■ **WORK REQUIRED**
Set out each line from the following listing that includes the word "content".

■ **DATA EXTRACT**
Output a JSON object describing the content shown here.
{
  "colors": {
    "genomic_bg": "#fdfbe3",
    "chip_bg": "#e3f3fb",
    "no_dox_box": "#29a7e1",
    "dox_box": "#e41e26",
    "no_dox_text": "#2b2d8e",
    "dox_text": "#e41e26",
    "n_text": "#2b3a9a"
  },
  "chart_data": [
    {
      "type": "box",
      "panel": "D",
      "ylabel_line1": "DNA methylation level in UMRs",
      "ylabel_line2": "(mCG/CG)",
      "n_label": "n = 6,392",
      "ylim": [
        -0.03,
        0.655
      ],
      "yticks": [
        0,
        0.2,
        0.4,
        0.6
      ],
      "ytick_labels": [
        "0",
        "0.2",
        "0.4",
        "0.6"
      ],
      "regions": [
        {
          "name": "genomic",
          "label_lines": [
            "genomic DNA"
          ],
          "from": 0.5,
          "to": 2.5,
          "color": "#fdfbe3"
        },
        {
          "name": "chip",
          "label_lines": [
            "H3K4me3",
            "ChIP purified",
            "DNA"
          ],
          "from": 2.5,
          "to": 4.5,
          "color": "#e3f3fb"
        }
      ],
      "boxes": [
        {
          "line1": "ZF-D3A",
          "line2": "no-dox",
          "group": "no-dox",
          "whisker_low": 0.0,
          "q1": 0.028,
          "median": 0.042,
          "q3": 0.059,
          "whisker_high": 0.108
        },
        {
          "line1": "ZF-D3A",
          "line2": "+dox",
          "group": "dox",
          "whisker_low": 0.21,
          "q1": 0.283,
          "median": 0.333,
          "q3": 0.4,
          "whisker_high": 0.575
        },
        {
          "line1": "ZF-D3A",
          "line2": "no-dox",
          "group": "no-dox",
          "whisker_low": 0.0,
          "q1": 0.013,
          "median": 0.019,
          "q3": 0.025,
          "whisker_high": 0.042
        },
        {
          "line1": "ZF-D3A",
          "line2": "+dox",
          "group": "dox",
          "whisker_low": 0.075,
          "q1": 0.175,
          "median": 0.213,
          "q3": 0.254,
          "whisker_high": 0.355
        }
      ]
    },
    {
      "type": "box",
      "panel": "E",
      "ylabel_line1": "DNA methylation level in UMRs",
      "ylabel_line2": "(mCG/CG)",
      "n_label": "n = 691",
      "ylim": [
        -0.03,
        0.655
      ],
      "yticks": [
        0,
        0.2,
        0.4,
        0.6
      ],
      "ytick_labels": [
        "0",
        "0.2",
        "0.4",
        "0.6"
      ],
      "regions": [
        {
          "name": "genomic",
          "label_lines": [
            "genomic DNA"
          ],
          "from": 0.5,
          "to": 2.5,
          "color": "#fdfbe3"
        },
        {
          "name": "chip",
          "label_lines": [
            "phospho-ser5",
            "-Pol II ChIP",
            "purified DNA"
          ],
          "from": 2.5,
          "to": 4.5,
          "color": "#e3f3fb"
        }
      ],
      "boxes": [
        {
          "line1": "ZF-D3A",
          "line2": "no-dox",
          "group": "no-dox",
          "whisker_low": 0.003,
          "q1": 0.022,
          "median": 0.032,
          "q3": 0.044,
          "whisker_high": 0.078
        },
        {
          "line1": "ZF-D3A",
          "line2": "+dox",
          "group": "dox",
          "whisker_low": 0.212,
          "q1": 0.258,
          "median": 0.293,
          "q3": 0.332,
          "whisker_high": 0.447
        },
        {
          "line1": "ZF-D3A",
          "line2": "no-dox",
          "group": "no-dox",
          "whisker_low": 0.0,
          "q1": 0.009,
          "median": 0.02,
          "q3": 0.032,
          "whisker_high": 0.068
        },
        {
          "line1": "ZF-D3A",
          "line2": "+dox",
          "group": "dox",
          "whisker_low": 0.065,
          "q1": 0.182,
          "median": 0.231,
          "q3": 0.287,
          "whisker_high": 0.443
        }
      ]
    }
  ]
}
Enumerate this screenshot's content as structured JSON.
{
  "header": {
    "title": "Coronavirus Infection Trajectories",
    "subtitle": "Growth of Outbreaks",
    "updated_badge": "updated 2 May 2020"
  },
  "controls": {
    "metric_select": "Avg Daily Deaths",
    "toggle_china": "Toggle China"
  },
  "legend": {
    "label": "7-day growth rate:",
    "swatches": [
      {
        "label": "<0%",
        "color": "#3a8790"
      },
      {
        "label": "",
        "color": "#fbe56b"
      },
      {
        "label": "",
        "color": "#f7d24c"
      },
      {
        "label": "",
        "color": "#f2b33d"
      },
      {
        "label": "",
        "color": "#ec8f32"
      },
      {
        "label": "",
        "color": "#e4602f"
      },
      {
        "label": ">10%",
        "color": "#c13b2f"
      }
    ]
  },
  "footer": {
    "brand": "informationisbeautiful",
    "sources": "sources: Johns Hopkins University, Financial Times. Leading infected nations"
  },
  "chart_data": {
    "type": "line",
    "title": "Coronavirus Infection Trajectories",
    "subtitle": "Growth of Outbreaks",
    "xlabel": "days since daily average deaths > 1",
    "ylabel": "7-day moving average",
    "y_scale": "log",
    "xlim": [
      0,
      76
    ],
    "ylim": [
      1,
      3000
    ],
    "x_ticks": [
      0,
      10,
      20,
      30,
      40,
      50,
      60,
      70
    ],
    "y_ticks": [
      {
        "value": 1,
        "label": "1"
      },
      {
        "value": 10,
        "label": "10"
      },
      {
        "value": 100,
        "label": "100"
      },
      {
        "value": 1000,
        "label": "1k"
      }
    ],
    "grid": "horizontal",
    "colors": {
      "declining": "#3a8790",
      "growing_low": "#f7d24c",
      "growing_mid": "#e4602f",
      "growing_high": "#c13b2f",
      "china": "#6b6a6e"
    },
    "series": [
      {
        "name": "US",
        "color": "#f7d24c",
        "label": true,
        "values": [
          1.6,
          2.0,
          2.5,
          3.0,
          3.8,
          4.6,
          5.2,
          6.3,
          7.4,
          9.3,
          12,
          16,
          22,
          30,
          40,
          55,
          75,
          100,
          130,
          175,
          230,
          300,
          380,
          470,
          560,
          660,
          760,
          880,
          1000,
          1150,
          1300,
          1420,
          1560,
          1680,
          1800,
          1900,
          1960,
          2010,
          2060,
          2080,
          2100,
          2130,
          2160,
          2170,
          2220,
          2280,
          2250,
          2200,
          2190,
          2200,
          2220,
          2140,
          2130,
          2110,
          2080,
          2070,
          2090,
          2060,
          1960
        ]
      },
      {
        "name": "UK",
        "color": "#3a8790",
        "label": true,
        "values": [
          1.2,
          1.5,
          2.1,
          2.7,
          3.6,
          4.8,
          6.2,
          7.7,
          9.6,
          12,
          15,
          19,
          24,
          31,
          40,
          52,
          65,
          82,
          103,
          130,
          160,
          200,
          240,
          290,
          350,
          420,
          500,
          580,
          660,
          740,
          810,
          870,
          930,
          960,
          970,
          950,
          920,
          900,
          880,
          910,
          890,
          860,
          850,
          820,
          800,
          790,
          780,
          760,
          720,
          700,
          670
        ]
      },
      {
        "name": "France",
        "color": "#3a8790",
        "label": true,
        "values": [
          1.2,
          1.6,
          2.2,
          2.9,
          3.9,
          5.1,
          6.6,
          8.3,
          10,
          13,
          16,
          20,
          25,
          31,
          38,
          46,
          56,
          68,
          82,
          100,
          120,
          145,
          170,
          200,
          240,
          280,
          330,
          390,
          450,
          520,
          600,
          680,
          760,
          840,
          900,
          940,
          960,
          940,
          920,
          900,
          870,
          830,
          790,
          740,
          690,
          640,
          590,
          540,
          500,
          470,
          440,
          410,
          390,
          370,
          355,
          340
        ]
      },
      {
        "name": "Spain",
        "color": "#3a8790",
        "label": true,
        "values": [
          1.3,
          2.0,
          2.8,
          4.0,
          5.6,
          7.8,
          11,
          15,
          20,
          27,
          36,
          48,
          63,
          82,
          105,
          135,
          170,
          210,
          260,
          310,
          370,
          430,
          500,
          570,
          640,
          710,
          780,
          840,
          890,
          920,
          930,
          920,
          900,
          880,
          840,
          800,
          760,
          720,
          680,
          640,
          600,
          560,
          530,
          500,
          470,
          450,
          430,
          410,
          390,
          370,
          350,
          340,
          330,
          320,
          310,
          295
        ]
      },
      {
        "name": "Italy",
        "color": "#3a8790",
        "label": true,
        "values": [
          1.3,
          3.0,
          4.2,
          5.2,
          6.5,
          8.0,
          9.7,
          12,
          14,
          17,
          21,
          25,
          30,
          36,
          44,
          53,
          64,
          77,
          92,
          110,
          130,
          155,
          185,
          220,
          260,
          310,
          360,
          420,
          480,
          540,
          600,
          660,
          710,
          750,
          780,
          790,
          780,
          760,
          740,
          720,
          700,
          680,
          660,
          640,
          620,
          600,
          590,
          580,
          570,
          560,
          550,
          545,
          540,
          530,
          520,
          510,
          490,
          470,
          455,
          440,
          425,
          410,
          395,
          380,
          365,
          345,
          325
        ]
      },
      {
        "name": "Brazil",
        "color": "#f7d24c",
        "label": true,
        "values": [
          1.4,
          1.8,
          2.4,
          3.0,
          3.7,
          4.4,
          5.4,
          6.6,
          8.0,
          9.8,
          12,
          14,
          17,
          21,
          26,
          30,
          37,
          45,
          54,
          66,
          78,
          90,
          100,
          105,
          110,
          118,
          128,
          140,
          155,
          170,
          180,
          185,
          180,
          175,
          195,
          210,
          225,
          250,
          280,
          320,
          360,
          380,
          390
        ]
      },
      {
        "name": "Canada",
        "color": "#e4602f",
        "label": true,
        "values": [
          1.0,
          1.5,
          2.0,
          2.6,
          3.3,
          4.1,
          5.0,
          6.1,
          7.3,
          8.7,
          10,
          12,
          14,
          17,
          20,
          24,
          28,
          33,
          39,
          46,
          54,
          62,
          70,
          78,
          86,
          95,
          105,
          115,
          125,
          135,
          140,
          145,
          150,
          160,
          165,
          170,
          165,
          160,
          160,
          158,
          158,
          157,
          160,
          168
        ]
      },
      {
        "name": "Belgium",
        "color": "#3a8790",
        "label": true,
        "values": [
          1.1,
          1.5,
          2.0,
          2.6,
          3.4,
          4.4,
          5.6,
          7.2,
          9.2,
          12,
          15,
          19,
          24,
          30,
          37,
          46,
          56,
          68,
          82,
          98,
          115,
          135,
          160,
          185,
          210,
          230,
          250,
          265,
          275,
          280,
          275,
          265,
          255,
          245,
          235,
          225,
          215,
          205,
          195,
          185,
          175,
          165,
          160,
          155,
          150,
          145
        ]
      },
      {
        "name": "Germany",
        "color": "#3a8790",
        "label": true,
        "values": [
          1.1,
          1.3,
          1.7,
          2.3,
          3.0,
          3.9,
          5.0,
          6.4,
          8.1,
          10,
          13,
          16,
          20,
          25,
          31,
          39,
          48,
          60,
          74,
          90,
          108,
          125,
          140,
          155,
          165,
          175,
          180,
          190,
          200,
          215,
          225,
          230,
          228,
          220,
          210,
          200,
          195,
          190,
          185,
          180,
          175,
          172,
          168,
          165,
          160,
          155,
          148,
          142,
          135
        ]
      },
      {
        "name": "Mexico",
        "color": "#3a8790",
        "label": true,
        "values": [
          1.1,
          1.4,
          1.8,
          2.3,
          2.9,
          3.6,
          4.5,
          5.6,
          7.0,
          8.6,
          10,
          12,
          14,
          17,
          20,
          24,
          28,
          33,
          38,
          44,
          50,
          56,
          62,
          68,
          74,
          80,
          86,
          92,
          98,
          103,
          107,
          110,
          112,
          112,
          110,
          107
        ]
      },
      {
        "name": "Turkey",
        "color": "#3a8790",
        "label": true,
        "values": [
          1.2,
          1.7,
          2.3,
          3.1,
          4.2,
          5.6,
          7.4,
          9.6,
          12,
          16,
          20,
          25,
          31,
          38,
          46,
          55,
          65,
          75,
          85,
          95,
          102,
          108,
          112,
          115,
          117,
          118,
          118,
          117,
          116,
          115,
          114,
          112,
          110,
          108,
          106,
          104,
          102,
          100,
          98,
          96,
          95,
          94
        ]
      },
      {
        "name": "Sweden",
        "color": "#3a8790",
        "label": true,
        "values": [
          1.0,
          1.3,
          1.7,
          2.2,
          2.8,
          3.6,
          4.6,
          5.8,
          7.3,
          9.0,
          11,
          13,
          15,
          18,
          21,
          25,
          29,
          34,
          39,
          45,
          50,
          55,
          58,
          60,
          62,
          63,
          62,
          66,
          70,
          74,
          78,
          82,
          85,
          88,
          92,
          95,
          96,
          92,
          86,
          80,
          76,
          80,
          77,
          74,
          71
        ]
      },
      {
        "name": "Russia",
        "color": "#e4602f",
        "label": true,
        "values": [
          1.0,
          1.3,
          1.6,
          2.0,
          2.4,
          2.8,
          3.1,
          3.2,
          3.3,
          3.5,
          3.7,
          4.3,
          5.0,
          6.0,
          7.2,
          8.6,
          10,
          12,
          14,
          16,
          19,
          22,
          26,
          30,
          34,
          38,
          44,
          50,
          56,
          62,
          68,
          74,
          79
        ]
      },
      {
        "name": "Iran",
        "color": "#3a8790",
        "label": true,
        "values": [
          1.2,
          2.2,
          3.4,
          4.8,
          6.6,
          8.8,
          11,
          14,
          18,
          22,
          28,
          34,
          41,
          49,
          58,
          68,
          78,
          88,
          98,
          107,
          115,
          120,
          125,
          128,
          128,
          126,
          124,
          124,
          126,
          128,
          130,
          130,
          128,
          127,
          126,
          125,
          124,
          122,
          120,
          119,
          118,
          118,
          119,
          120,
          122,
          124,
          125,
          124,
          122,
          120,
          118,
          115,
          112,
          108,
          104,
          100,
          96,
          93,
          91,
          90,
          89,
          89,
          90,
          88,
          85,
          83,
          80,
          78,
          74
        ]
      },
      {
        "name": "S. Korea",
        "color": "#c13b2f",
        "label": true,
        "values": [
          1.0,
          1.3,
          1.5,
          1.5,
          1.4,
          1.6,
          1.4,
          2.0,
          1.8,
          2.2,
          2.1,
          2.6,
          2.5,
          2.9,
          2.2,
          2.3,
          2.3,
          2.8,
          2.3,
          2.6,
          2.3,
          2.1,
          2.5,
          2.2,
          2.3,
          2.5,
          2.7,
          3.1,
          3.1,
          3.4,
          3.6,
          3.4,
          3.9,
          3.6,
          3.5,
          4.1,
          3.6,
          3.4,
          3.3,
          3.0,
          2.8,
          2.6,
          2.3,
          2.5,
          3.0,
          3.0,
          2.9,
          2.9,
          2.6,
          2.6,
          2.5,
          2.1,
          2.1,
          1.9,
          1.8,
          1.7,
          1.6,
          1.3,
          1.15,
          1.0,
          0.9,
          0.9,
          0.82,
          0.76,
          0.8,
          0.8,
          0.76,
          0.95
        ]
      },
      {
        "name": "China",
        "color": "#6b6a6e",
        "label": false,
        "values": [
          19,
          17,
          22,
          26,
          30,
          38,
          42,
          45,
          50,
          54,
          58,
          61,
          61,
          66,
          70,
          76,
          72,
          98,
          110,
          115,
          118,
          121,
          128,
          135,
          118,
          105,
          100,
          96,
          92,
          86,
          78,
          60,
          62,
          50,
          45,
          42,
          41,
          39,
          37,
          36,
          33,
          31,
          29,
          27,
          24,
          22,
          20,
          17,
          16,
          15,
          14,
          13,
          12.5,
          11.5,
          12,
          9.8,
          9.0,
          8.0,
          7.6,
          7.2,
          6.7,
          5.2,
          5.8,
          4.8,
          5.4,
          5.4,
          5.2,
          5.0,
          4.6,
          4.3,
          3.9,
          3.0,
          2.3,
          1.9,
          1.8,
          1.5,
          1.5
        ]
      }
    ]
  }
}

■ **EXPECTED ANSWER**
Output a JSON object describing the content shown here.
Enumerate this screenshot's content as structured JSON.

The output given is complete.